Given exercise> Copy the items word for word, beginning with the first line and ending with the line that contains "text: 进行 — [276, 314, 303, 329]", including both of those lines.

--- begin Dataset records ---

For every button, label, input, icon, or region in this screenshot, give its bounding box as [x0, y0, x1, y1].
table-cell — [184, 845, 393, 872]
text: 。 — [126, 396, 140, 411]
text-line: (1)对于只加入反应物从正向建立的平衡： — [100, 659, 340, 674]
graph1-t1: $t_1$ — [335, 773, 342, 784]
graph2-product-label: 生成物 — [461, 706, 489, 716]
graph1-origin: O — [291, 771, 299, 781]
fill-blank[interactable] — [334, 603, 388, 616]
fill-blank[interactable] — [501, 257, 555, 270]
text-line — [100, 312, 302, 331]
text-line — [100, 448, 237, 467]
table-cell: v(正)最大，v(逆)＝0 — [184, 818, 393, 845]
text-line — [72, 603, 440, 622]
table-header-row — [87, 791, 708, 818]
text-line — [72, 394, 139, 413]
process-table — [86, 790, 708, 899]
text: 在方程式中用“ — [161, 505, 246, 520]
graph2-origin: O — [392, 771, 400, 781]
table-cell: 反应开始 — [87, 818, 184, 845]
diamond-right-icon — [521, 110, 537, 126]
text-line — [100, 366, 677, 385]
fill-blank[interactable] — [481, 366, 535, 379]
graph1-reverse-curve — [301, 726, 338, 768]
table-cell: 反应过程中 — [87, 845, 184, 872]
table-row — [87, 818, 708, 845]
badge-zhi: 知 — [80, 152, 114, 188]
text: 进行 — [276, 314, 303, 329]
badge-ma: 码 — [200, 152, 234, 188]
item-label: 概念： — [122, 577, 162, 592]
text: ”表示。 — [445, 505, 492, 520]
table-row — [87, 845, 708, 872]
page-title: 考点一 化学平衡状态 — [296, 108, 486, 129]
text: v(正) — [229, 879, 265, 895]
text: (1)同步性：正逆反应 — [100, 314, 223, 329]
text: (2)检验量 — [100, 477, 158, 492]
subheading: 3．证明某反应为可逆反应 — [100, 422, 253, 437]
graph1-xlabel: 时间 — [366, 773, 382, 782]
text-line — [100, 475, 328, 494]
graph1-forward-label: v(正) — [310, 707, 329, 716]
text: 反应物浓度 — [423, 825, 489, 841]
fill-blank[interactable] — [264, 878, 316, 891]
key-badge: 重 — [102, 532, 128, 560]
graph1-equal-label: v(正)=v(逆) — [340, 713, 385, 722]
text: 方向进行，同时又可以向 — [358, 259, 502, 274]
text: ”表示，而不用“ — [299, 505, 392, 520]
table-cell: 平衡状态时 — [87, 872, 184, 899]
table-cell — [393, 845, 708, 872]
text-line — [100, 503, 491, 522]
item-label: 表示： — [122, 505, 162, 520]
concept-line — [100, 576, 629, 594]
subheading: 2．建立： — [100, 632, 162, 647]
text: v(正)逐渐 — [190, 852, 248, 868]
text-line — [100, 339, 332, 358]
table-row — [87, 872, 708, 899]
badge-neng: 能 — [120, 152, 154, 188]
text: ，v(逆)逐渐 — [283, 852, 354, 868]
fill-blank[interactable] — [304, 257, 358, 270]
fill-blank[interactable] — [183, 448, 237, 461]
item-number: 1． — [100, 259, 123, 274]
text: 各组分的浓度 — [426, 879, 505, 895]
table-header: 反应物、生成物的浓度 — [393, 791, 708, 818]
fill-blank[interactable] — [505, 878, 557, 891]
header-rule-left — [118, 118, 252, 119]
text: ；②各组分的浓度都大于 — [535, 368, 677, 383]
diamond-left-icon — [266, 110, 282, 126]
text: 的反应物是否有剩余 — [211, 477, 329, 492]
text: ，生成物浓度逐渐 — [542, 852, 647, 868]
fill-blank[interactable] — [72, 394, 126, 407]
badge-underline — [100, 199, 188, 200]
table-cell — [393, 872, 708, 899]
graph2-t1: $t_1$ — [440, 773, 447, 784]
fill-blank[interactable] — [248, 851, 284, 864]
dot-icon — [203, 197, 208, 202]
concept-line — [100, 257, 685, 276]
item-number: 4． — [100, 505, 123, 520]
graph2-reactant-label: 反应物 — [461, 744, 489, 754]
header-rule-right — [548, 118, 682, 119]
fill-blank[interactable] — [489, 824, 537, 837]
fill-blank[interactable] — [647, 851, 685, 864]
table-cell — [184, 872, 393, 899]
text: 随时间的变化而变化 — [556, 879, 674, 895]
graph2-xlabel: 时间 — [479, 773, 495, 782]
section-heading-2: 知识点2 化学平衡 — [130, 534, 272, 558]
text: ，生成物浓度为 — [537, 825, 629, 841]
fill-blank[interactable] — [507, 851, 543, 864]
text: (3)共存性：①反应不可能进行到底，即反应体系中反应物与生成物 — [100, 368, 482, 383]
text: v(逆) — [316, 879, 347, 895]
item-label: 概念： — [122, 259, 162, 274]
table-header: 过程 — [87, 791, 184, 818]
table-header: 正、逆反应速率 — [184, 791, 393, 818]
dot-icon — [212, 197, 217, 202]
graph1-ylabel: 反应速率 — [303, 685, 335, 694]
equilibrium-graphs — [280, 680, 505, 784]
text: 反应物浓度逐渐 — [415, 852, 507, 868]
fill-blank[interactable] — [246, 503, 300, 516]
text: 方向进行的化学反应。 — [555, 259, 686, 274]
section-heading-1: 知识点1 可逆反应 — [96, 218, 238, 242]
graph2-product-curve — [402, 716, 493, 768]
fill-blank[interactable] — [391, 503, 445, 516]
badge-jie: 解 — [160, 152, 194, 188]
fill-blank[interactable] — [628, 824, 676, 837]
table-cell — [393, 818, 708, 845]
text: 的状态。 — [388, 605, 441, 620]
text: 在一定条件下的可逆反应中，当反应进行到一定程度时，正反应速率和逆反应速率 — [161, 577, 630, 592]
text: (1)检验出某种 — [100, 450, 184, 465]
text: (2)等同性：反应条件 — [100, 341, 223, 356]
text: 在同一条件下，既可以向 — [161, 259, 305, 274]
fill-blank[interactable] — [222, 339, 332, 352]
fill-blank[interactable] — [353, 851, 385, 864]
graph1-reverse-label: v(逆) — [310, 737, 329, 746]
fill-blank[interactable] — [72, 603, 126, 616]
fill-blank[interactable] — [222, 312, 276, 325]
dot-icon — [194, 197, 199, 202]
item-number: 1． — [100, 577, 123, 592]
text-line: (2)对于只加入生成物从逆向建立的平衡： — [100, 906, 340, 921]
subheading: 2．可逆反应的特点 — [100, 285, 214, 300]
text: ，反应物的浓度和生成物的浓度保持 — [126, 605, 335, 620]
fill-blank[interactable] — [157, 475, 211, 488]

--- end Dataset records ---

Solution to this problem>
For every button, label, input, icon, or region in this screenshot, give its bounding box as [x0, y0, x1, y1].
table-cell — [184, 845, 393, 872]
text: 。 — [126, 396, 140, 411]
text-line: (1)对于只加入反应物从正向建立的平衡： — [100, 659, 340, 674]
graph1-t1: $t_1$ — [335, 773, 342, 784]
graph2-product-label: 生成物 — [461, 706, 489, 716]
graph1-origin: O — [291, 771, 299, 781]
fill-blank[interactable] — [334, 603, 388, 616]
fill-blank[interactable] — [501, 257, 555, 270]
text-line — [100, 312, 302, 331]
text-line — [100, 448, 237, 467]
table-cell: v(正)最大，v(逆)＝0 — [184, 818, 393, 845]
text-line — [72, 603, 440, 622]
table-header-row — [87, 791, 708, 818]
text-line — [72, 394, 139, 413]
process-table — [86, 790, 708, 899]
text: 在方程式中用“ — [161, 505, 246, 520]
graph2-origin: O — [392, 771, 400, 781]
table-cell: 反应开始 — [87, 818, 184, 845]
diamond-right-icon — [521, 110, 537, 126]
text-line — [100, 366, 677, 385]
fill-blank[interactable] — [481, 366, 535, 379]
graph1-reverse-curve — [301, 726, 338, 768]
table-cell: 反应过程中 — [87, 845, 184, 872]
table-row — [87, 818, 708, 845]
badge-zhi: 知 — [80, 152, 114, 188]
text: 进行 — [276, 314, 303, 329]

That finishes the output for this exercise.